> _Information given_:
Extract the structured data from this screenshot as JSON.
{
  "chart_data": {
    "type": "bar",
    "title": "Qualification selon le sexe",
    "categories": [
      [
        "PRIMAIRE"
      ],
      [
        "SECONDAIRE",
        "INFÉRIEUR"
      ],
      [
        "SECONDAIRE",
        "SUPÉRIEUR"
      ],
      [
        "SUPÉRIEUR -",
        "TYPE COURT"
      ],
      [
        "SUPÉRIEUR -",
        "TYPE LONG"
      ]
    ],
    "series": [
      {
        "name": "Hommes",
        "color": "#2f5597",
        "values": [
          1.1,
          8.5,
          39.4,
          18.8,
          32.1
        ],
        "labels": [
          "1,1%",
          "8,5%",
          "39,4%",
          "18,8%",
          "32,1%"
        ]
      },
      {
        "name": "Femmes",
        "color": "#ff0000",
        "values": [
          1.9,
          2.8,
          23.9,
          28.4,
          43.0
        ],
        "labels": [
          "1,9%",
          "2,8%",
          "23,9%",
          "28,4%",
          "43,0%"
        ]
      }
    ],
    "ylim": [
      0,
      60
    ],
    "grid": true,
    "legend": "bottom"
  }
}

> _What is required_: Copy all the records above exactly, missing none.

> _Problem solution_:
Extract the structured data from this screenshot as JSON.
{
  "chart_data": {
    "type": "bar",
    "title": "Qualification selon le sexe",
    "categories": [
      [
        "PRIMAIRE"
      ],
      [
        "SECONDAIRE",
        "INFÉRIEUR"
      ],
      [
        "SECONDAIRE",
        "SUPÉRIEUR"
      ],
      [
        "SUPÉRIEUR -",
        "TYPE COURT"
      ],
      [
        "SUPÉRIEUR -",
        "TYPE LONG"
      ]
    ],
    "series": [
      {
        "name": "Hommes",
        "color": "#2f5597",
        "values": [
          1.1,
          8.5,
          39.4,
          18.8,
          32.1
        ],
        "labels": [
          "1,1%",
          "8,5%",
          "39,4%",
          "18,8%",
          "32,1%"
        ]
      },
      {
        "name": "Femmes",
        "color": "#ff0000",
        "values": [
          1.9,
          2.8,
          23.9,
          28.4,
          43.0
        ],
        "labels": [
          "1,9%",
          "2,8%",
          "23,9%",
          "28,4%",
          "43,0%"
        ]
      }
    ],
    "ylim": [
      0,
      60
    ],
    "grid": true,
    "legend": "bottom"
  }
}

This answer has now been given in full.